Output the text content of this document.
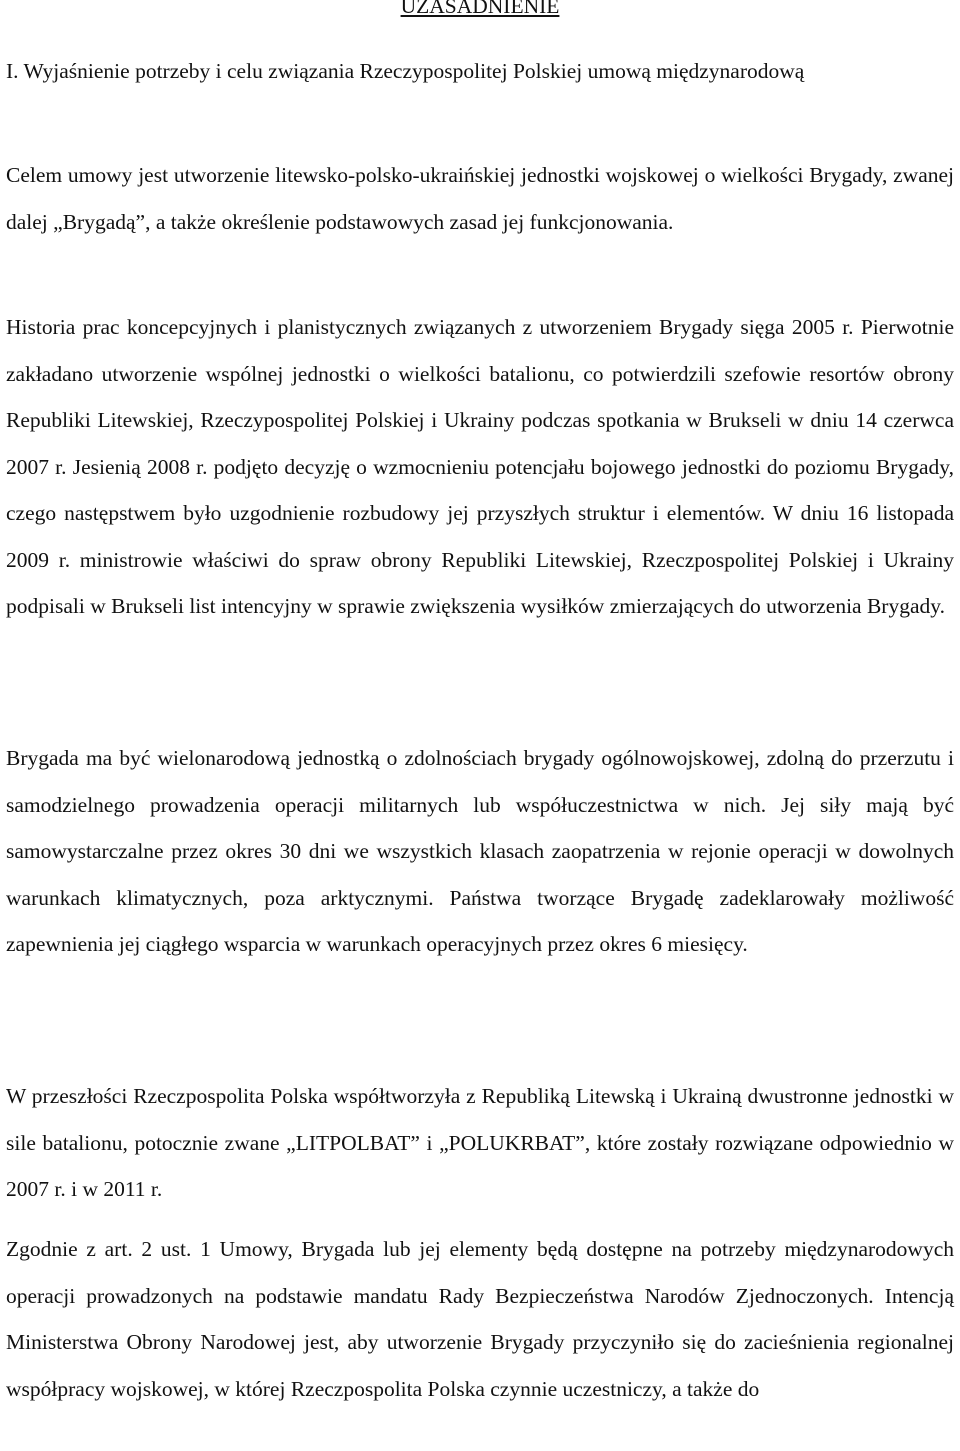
UZASADNIENIE

I. Wyjaśnienie potrzeby i celu związania Rzeczypospolitej Polskiej umową międzynarodową

Celem umowy jest utworzenie litewsko-polsko-ukraińskiej jednostki wojskowej o wielkości Brygady, zwanej dalej „Brygadą”, a także określenie podstawowych zasad jej funkcjonowania.

Historia prac koncepcyjnych i planistycznych związanych z utworzeniem Brygady sięga 2005 r. Pierwotnie zakładano utworzenie wspólnej jednostki o wielkości batalionu, co potwierdzili szefowie resortów obrony Republiki Litewskiej, Rzeczypospolitej Polskiej i Ukrainy podczas spotkania w Brukseli w dniu 14 czerwca 2007 r. Jesienią 2008 r. podjęto decyzję o wzmocnieniu potencjału bojowego jednostki do poziomu Brygady, czego następstwem było uzgodnienie rozbudowy jej przyszłych struktur i elementów. W dniu 16 listopada 2009 r. ministrowie właściwi do spraw obrony Republiki Litewskiej, Rzeczpospolitej Polskiej i Ukrainy podpisali w Brukseli list intencyjny w sprawie zwiększenia wysiłków zmierzających do utworzenia Brygady.

Brygada ma być wielonarodową jednostką o zdolnościach brygady ogólnowojskowej, zdolną do przerzutu i samodzielnego prowadzenia operacji militarnych lub współuczestnictwa w nich. Jej siły mają być samowystarczalne przez okres 30 dni we wszystkich klasach zaopatrzenia w rejonie operacji w dowolnych warunkach klimatycznych, poza arktycznymi. Państwa tworzące Brygadę zadeklarowały możliwość zapewnienia jej ciągłego wsparcia w warunkach operacyjnych przez okres 6 miesięcy.

W przeszłości Rzeczpospolita Polska współtworzyła z Republiką Litewską i Ukrainą dwustronne jednostki w sile batalionu, potocznie zwane „LITPOLBAT” i „POLUKRBAT”, które zostały rozwiązane odpowiednio w 2007 r. i w 2011 r.

Zgodnie z art. 2 ust. 1 Umowy, Brygada lub jej elementy będą dostępne na potrzeby międzynarodowych operacji prowadzonych na podstawie mandatu Rady Bezpieczeństwa Narodów Zjednoczonych. Intencją Ministerstwa Obrony Narodowej jest, aby utworzenie Brygady przyczyniło się do zacieśnienia regionalnej współpracy wojskowej, w której Rzeczpospolita Polska czynnie uczestniczy, a także do
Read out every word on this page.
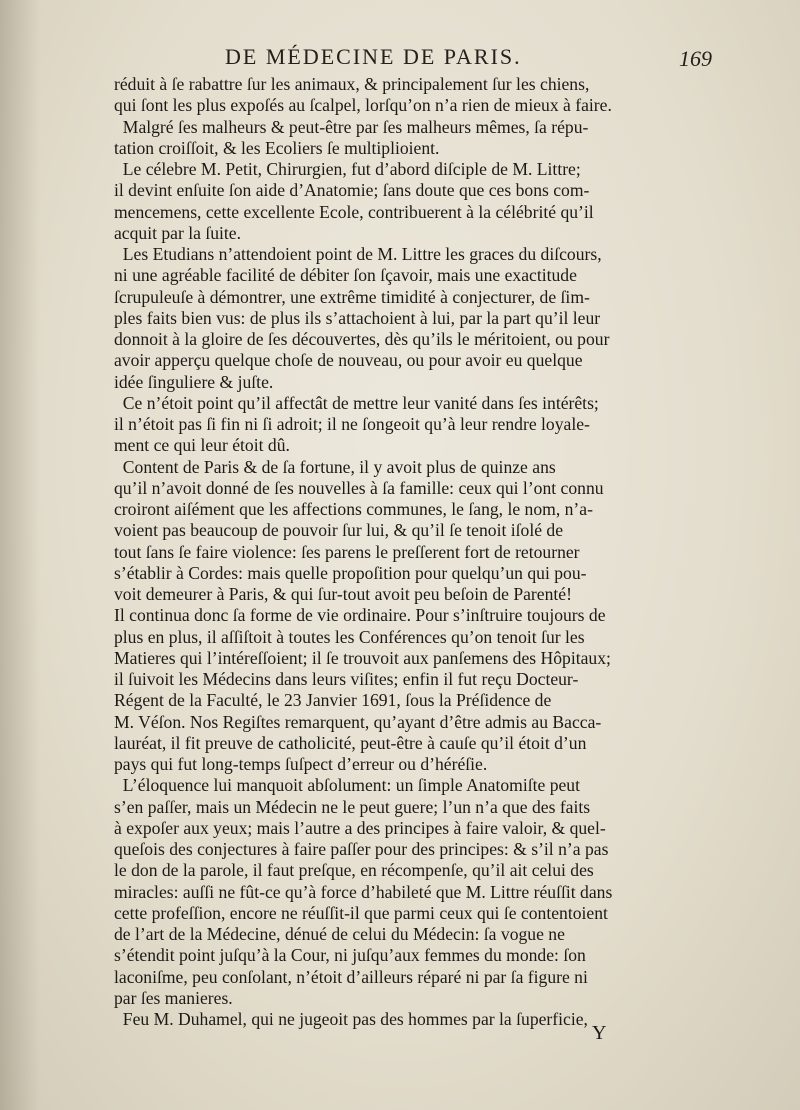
DE MÉDECINE DE PARIS.	169
réduit à ſe rabattre ſur les animaux, & principalement ſur les chiens,
qui ſont les plus expoſés au ſcalpel, lorſqu’on n’a rien de mieux à faire.
Malgré ſes malheurs & peut-être par ſes malheurs mêmes, ſa répu-
tation croiſſoit, & les Ecoliers ſe multiplioient.
Le célebre M. Petit, Chirurgien, fut d’abord diſciple de M. Littre;
il devint enſuite ſon aide d’Anatomie; ſans doute que ces bons com-
mencemens, cette excellente Ecole, contribuerent à la célébrité qu’il
acquit par la ſuite.
Les Etudians n’attendoient point de M. Littre les graces du diſcours,
ni une agréable facilité de débiter ſon ſçavoir, mais une exactitude
ſcrupuleuſe à démontrer, une extrême timidité à conjecturer, de ſim-
ples faits bien vus: de plus ils s’attachoient à lui, par la part qu’il leur
donnoit à la gloire de ſes découvertes, dès qu’ils le méritoient, ou pour
avoir apperçu quelque choſe de nouveau, ou pour avoir eu quelque
idée ſinguliere & juſte.
Ce n’étoit point qu’il affectât de mettre leur vanité dans ſes intérêts;
il n’étoit pas ſi fin ni ſi adroit; il ne ſongeoit qu’à leur rendre loyale-
ment ce qui leur étoit dû.
Content de Paris & de ſa fortune, il y avoit plus de quinze ans
qu’il n’avoit donné de ſes nouvelles à ſa famille: ceux qui l’ont connu
croiront aiſément que les affections communes, le ſang, le nom, n’a-
voient pas beaucoup de pouvoir ſur lui, & qu’il ſe tenoit iſolé de
tout ſans ſe faire violence: ſes parens le preſſerent fort de retourner
s’établir à Cordes: mais quelle propoſition pour quelqu’un qui pou-
voit demeurer à Paris, & qui ſur-tout avoit peu beſoin de Parenté!
Il continua donc ſa forme de vie ordinaire. Pour s’inſtruire toujours de
plus en plus, il aſſiſtoit à toutes les Conférences qu’on tenoit ſur les
Matieres qui l’intéreſſoient; il ſe trouvoit aux panſemens des Hôpitaux;
il ſuivoit les Médecins dans leurs viſites; enfin il fut reçu Docteur-
Régent de la Faculté, le 23 Janvier 1691, ſous la Préſidence de
M. Véſon. Nos Regiſtes remarquent, qu’ayant d’être admis au Bacca-
lauréat, il fit preuve de catholicité, peut-être à cauſe qu’il étoit d’un
pays qui fut long-temps ſuſpect d’erreur ou d’héréſie.
L’éloquence lui manquoit abſolument: un ſimple Anatomiſte peut
s’en paſſer, mais un Médecin ne le peut guere; l’un n’a que des faits
à expoſer aux yeux; mais l’autre a des principes à faire valoir, & quel-
queſois des conjectures à faire paſſer pour des principes: & s’il n’a pas
le don de la parole, il faut preſque, en récompenſe, qu’il ait celui des
miracles: auſſi ne fût-ce qu’à force d’habileté que M. Littre réuſſit dans
cette profeſſion, encore ne réuſſit-il que parmi ceux qui ſe contentoient
de l’art de la Médecine, dénué de celui du Médecin: ſa vogue ne
s’étendit point juſqu’à la Cour, ni juſqu’aux femmes du monde: ſon
laconiſme, peu conſolant, n’étoit d’ailleurs réparé ni par ſa figure ni
par ſes manieres.
Feu M. Duhamel, qui ne jugeoit pas des hommes par la ſuperficie,
Y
※ ※ ※
● REQUIRED WORK
Output the entries above exactly, without their pictures.

● RESULT
Output the text content of this document.
UZASADNIENIE

I. Wyjaśnienie potrzeby i celu związania Rzeczypospolitej Polskiej umową międzynarodową

Celem umowy jest utworzenie litewsko-polsko-ukraińskiej jednostki wojskowej o wielkości Brygady, zwanej dalej „Brygadą”, a także określenie podstawowych zasad jej funkcjonowania.

Historia prac koncepcyjnych i planistycznych związanych z utworzeniem Brygady sięga 2005 r. Pierwotnie zakładano utworzenie wspólnej jednostki o wielkości batalionu, co potwierdzili szefowie resortów obrony Republiki Litewskiej, Rzeczypospolitej Polskiej i Ukrainy podczas spotkania w Brukseli w dniu 14 czerwca 2007 r. Jesienią 2008 r. podjęto decyzję o wzmocnieniu potencjału bojowego jednostki do poziomu Brygady, czego następstwem było uzgodnienie rozbudowy jej przyszłych struktur i elementów. W dniu 16 listopada 2009 r. ministrowie właściwi do spraw obrony Republiki Litewskiej, Rzeczpospolitej Polskiej i Ukrainy podpisali w Brukseli list intencyjny w sprawie zwiększenia wysiłków zmierzających do utworzenia Brygady.

Brygada ma być wielonarodową jednostką o zdolnościach brygady ogólnowojskowej, zdolną do przerzutu i samodzielnego prowadzenia operacji militarnych lub współuczestnictwa w nich. Jej siły mają być samowystarczalne przez okres 30 dni we wszystkich klasach zaopatrzenia w rejonie operacji w dowolnych warunkach klimatycznych, poza arktycznymi. Państwa tworzące Brygadę zadeklarowały możliwość zapewnienia jej ciągłego wsparcia w warunkach operacyjnych przez okres 6 miesięcy.

W przeszłości Rzeczpospolita Polska współtworzyła z Republiką Litewską i Ukrainą dwustronne jednostki w sile batalionu, potocznie zwane „LITPOLBAT” i „POLUKRBAT”, które zostały rozwiązane odpowiednio w 2007 r. i w 2011 r.

Zgodnie z art. 2 ust. 1 Umowy, Brygada lub jej elementy będą dostępne na potrzeby międzynarodowych operacji prowadzonych na podstawie mandatu Rady Bezpieczeństwa Narodów Zjednoczonych. Intencją Ministerstwa Obrony Narodowej jest, aby utworzenie Brygady przyczyniło się do zacieśnienia regionalnej współpracy wojskowej, w której Rzeczpospolita Polska czynnie uczestniczy, a także do
Read out every word on this page.
DE MÉDECINE DE PARIS.	169
réduit à ſe rabattre ſur les animaux, & principalement ſur les chiens,
qui ſont les plus expoſés au ſcalpel, lorſqu’on n’a rien de mieux à faire.
Malgré ſes malheurs & peut-être par ſes malheurs mêmes, ſa répu-
tation croiſſoit, & les Ecoliers ſe multiplioient.
Le célebre M. Petit, Chirurgien, fut d’abord diſciple de M. Littre;
il devint enſuite ſon aide d’Anatomie; ſans doute que ces bons com-
mencemens, cette excellente Ecole, contribuerent à la célébrité qu’il
acquit par la ſuite.
Les Etudians n’attendoient point de M. Littre les graces du diſcours,
ni une agréable facilité de débiter ſon ſçavoir, mais une exactitude
ſcrupuleuſe à démontrer, une extrême timidité à conjecturer, de ſim-
ples faits bien vus: de plus ils s’attachoient à lui, par la part qu’il leur
donnoit à la gloire de ſes découvertes, dès qu’ils le méritoient, ou pour
avoir apperçu quelque choſe de nouveau, ou pour avoir eu quelque
idée ſinguliere & juſte.
Ce n’étoit point qu’il affectât de mettre leur vanité dans ſes intérêts;
il n’étoit pas ſi fin ni ſi adroit; il ne ſongeoit qu’à leur rendre loyale-
ment ce qui leur étoit dû.
Content de Paris & de ſa fortune, il y avoit plus de quinze ans
qu’il n’avoit donné de ſes nouvelles à ſa famille: ceux qui l’ont connu
croiront aiſément que les affections communes, le ſang, le nom, n’a-
voient pas beaucoup de pouvoir ſur lui, & qu’il ſe tenoit iſolé de
tout ſans ſe faire violence: ſes parens le preſſerent fort de retourner
s’établir à Cordes: mais quelle propoſition pour quelqu’un qui pou-
voit demeurer à Paris, & qui ſur-tout avoit peu beſoin de Parenté!
Il continua donc ſa forme de vie ordinaire. Pour s’inſtruire toujours de
plus en plus, il aſſiſtoit à toutes les Conférences qu’on tenoit ſur les
Matieres qui l’intéreſſoient; il ſe trouvoit aux panſemens des Hôpitaux;
il ſuivoit les Médecins dans leurs viſites; enfin il fut reçu Docteur-
Régent de la Faculté, le 23 Janvier 1691, ſous la Préſidence de
M. Véſon. Nos Regiſtes remarquent, qu’ayant d’être admis au Bacca-
lauréat, il fit preuve de catholicité, peut-être à cauſe qu’il étoit d’un
pays qui fut long-temps ſuſpect d’erreur ou d’héréſie.
L’éloquence lui manquoit abſolument: un ſimple Anatomiſte peut
s’en paſſer, mais un Médecin ne le peut guere; l’un n’a que des faits
à expoſer aux yeux; mais l’autre a des principes à faire valoir, & quel-
queſois des conjectures à faire paſſer pour des principes: & s’il n’a pas
le don de la parole, il faut preſque, en récompenſe, qu’il ait celui des
miracles: auſſi ne fût-ce qu’à force d’habileté que M. Littre réuſſit dans
cette profeſſion, encore ne réuſſit-il que parmi ceux qui ſe contentoient
de l’art de la Médecine, dénué de celui du Médecin: ſa vogue ne
s’étendit point juſqu’à la Cour, ni juſqu’aux femmes du monde: ſon
laconiſme, peu conſolant, n’étoit d’ailleurs réparé ni par ſa figure ni
par ſes manieres.
Feu M. Duhamel, qui ne jugeoit pas des hommes par la ſuperficie,
Y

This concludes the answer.